*Given instruction*: The records that follow must be reproduced in full, exactly as written.

*Input data*:
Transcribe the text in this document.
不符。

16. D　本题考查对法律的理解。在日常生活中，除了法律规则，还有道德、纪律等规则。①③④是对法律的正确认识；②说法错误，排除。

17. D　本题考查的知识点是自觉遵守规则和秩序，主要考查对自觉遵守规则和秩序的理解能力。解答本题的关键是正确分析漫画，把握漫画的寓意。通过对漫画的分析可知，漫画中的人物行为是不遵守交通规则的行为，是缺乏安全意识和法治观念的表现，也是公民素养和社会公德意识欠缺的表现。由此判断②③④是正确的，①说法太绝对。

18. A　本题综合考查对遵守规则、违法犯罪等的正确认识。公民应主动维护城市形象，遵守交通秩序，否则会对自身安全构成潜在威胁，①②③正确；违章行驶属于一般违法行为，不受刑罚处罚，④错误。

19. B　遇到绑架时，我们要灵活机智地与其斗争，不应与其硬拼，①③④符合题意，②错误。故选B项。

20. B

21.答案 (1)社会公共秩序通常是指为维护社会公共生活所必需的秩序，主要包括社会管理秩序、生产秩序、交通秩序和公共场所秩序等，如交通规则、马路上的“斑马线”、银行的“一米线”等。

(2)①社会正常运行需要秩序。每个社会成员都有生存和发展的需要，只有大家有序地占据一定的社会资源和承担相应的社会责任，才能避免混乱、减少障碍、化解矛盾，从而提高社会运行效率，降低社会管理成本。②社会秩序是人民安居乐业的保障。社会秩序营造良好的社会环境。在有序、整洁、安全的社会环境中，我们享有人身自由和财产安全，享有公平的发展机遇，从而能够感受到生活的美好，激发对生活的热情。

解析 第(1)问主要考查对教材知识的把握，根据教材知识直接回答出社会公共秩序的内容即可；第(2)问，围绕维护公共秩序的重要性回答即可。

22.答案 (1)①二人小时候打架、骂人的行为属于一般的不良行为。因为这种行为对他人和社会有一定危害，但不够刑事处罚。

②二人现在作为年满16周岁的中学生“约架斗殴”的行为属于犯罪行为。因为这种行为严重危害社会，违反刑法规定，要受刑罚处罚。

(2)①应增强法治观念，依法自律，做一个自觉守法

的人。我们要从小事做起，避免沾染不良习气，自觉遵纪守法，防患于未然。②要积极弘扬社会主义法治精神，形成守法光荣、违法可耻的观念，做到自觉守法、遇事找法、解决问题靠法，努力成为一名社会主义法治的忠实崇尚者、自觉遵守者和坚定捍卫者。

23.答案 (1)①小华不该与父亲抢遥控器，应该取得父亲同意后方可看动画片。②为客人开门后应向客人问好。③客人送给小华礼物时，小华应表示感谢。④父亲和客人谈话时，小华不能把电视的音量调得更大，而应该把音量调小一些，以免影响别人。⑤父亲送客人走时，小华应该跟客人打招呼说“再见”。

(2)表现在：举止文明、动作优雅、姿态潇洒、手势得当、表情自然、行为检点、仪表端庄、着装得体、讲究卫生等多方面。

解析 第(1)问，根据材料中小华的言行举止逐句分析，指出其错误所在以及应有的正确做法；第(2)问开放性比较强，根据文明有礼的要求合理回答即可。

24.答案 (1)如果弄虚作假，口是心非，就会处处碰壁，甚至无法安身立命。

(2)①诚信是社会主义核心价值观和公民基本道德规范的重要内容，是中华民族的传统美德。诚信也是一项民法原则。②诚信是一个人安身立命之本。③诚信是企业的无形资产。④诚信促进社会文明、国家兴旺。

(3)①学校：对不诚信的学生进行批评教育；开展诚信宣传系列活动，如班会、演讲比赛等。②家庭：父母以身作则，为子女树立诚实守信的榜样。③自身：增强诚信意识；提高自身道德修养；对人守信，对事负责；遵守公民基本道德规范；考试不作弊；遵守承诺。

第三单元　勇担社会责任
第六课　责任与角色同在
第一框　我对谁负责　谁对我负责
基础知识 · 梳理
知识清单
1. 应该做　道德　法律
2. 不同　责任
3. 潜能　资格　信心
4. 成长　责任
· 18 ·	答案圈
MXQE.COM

*Final result*:
Transcribe the text in this document.
不符。

16. D　本题考查对法律的理解。在日常生活中，除了法律规则，还有道德、纪律等规则。①③④是对法律的正确认识；②说法错误，排除。

17. D　本题考查的知识点是自觉遵守规则和秩序，主要考查对自觉遵守规则和秩序的理解能力。解答本题的关键是正确分析漫画，把握漫画的寓意。通过对漫画的分析可知，漫画中的人物行为是不遵守交通规则的行为，是缺乏安全意识和法治观念的表现，也是公民素养和社会公德意识欠缺的表现。由此判断②③④是正确的，①说法太绝对。

18. A　本题综合考查对遵守规则、违法犯罪等的正确认识。公民应主动维护城市形象，遵守交通秩序，否则会对自身安全构成潜在威胁，①②③正确；违章行驶属于一般违法行为，不受刑罚处罚，④错误。

19. B　遇到绑架时，我们要灵活机智地与其斗争，不应与其硬拼，①③④符合题意，②错误。故选B项。

20. B

21.答案 (1)社会公共秩序通常是指为维护社会公共生活所必需的秩序，主要包括社会管理秩序、生产秩序、交通秩序和公共场所秩序等，如交通规则、马路上的“斑马线”、银行的“一米线”等。

(2)①社会正常运行需要秩序。每个社会成员都有生存和发展的需要，只有大家有序地占据一定的社会资源和承担相应的社会责任，才能避免混乱、减少障碍、化解矛盾，从而提高社会运行效率，降低社会管理成本。②社会秩序是人民安居乐业的保障。社会秩序营造良好的社会环境。在有序、整洁、安全的社会环境中，我们享有人身自由和财产安全，享有公平的发展机遇，从而能够感受到生活的美好，激发对生活的热情。

解析 第(1)问主要考查对教材知识的把握，根据教材知识直接回答出社会公共秩序的内容即可；第(2)问，围绕维护公共秩序的重要性回答即可。

22.答案 (1)①二人小时候打架、骂人的行为属于一般的不良行为。因为这种行为对他人和社会有一定危害，但不够刑事处罚。

②二人现在作为年满16周岁的中学生“约架斗殴”的行为属于犯罪行为。因为这种行为严重危害社会，违反刑法规定，要受刑罚处罚。

(2)①应增强法治观念，依法自律，做一个自觉守法

的人。我们要从小事做起，避免沾染不良习气，自觉遵纪守法，防患于未然。②要积极弘扬社会主义法治精神，形成守法光荣、违法可耻的观念，做到自觉守法、遇事找法、解决问题靠法，努力成为一名社会主义法治的忠实崇尚者、自觉遵守者和坚定捍卫者。

23.答案 (1)①小华不该与父亲抢遥控器，应该取得父亲同意后方可看动画片。②为客人开门后应向客人问好。③客人送给小华礼物时，小华应表示感谢。④父亲和客人谈话时，小华不能把电视的音量调得更大，而应该把音量调小一些，以免影响别人。⑤父亲送客人走时，小华应该跟客人打招呼说“再见”。

(2)表现在：举止文明、动作优雅、姿态潇洒、手势得当、表情自然、行为检点、仪表端庄、着装得体、讲究卫生等多方面。

解析 第(1)问，根据材料中小华的言行举止逐句分析，指出其错误所在以及应有的正确做法；第(2)问开放性比较强，根据文明有礼的要求合理回答即可。

24.答案 (1)如果弄虚作假，口是心非，就会处处碰壁，甚至无法安身立命。

(2)①诚信是社会主义核心价值观和公民基本道德规范的重要内容，是中华民族的传统美德。诚信也是一项民法原则。②诚信是一个人安身立命之本。③诚信是企业的无形资产。④诚信促进社会文明、国家兴旺。

(3)①学校：对不诚信的学生进行批评教育；开展诚信宣传系列活动，如班会、演讲比赛等。②家庭：父母以身作则，为子女树立诚实守信的榜样。③自身：增强诚信意识；提高自身道德修养；对人守信，对事负责；遵守公民基本道德规范；考试不作弊；遵守承诺。

第三单元　勇担社会责任
第六课　责任与角色同在
第一框　我对谁负责　谁对我负责
基础知识 · 梳理
知识清单
1. 应该做　道德　法律
2. 不同　责任
3. 潜能　资格　信心
4. 成长　责任
· 18 ·	答案圈
MXQE.COM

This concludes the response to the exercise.